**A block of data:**

--- Start ---

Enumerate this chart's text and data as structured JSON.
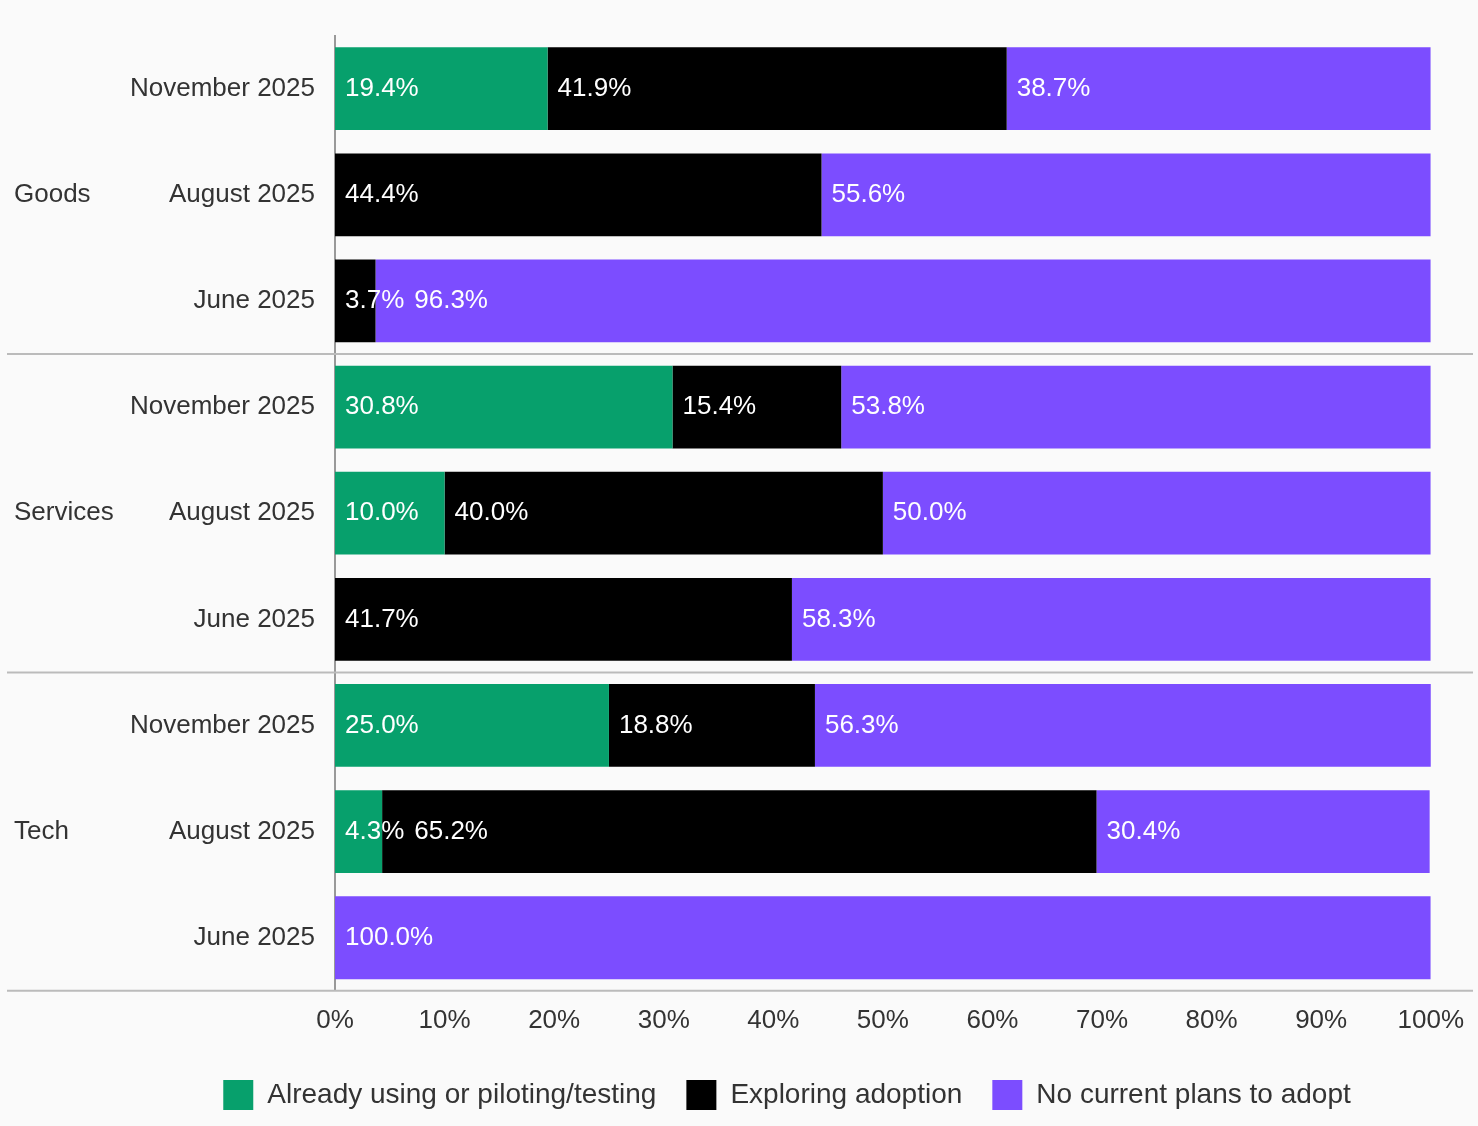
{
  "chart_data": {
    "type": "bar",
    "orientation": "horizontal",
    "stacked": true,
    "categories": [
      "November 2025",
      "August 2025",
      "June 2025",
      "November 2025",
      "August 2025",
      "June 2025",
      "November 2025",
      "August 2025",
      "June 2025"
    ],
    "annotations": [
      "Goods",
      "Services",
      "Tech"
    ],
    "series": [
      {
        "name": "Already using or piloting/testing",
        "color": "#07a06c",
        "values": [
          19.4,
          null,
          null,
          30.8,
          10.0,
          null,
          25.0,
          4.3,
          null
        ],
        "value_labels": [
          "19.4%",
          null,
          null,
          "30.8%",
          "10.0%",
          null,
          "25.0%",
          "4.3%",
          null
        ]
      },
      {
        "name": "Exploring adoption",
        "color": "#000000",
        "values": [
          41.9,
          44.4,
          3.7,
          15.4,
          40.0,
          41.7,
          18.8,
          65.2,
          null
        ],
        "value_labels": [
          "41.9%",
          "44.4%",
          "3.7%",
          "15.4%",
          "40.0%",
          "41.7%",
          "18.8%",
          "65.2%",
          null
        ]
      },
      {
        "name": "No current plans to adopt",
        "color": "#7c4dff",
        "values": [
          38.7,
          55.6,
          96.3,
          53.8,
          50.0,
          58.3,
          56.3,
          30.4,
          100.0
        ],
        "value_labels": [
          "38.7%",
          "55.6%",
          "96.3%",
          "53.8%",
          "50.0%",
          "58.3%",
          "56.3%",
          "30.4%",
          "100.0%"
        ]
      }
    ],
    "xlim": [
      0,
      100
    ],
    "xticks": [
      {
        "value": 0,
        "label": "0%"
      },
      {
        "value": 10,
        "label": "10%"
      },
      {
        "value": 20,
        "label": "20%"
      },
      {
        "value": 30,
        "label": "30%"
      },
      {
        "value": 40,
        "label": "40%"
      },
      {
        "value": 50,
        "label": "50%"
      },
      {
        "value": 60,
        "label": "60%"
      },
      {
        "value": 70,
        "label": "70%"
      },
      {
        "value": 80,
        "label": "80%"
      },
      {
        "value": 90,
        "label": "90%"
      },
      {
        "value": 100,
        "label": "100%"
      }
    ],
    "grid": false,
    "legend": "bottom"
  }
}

--- End ---
--- Start ---

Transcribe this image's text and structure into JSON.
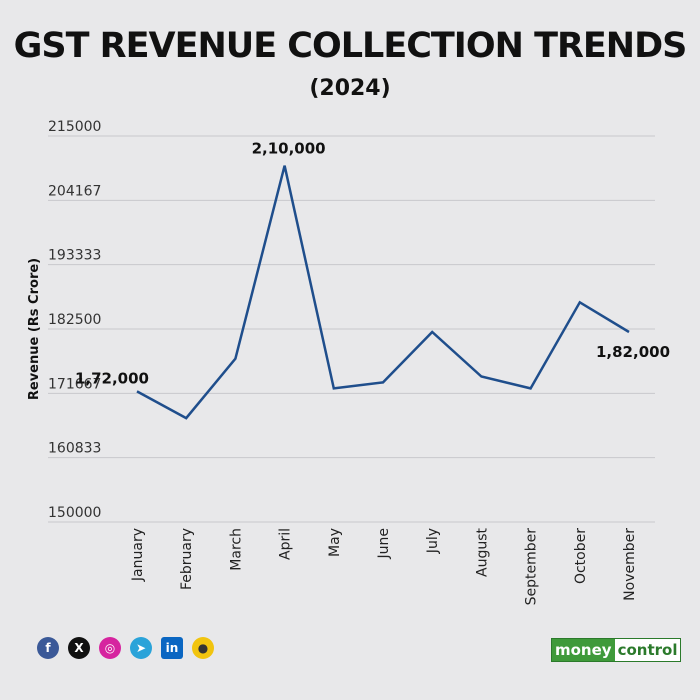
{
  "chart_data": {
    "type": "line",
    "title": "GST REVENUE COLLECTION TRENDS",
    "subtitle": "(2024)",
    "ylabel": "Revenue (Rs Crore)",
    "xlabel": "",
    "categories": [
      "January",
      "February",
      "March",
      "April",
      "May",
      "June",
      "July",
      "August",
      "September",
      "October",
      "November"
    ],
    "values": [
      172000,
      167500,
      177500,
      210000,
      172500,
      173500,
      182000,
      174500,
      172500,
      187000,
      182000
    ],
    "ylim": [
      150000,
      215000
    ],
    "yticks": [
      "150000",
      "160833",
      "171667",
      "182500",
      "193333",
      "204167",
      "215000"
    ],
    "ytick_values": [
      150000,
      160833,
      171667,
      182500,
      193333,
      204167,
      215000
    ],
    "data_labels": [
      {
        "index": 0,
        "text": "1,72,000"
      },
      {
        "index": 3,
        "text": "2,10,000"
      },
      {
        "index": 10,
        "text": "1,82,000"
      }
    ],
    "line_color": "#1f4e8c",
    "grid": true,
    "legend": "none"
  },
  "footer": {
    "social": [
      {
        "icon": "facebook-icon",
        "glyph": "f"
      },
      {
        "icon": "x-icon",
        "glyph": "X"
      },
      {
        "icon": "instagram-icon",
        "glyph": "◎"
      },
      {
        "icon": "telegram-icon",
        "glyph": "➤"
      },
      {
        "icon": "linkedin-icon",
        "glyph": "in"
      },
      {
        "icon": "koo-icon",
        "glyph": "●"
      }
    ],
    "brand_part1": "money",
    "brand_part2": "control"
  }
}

--- End ---

**Exercise:** Pull out every line of the records above that contains the word "this".

**The completed task:**
Enumerate this chart's text and data as structured JSON.
Transcribe this image's text and structure into JSON.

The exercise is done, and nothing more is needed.